----- Records for this task -----
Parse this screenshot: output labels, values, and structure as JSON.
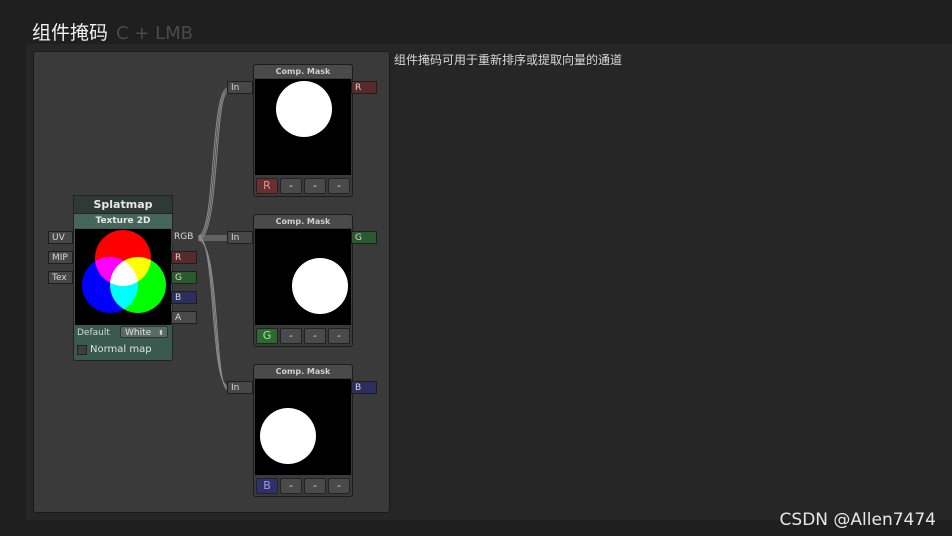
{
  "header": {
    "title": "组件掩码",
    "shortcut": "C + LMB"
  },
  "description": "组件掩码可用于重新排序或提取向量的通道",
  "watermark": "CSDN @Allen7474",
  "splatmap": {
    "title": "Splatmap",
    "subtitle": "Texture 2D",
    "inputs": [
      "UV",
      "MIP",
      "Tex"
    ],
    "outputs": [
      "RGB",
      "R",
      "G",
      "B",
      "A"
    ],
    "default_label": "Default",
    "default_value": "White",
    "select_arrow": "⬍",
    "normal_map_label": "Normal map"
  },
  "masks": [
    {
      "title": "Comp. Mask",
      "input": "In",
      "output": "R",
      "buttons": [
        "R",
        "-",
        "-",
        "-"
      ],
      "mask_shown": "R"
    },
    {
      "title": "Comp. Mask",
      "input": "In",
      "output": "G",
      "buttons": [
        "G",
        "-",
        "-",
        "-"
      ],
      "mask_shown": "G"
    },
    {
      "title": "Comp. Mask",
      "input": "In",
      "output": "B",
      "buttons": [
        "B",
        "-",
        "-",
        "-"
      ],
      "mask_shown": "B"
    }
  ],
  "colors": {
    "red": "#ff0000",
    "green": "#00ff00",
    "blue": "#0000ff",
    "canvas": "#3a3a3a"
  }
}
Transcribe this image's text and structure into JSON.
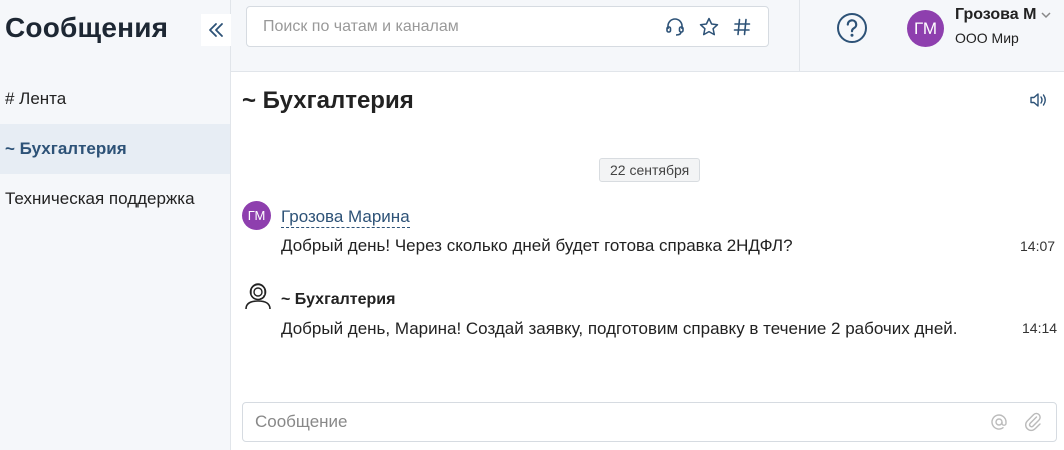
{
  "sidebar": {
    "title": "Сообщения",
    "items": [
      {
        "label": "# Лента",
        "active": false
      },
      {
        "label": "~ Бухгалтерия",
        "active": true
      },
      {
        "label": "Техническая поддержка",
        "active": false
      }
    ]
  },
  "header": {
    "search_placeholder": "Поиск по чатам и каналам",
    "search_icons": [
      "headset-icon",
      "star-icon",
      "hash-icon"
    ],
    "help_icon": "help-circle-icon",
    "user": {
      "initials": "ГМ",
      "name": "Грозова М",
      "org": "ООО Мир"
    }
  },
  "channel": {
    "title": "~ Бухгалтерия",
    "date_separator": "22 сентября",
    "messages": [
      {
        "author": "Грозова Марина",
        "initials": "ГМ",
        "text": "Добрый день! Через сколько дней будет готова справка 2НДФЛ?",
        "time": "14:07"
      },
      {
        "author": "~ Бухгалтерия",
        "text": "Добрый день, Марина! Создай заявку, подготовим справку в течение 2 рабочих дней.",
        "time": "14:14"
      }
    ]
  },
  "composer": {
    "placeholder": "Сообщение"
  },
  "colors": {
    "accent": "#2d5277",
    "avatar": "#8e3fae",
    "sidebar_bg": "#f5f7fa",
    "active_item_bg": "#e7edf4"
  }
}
-----
# Exercise objective:
Which lines of the material contain the string "Грозова"? List each of them.

# Exercise output:
      "name": "Грозова М",
        "author": "Грозова Марина",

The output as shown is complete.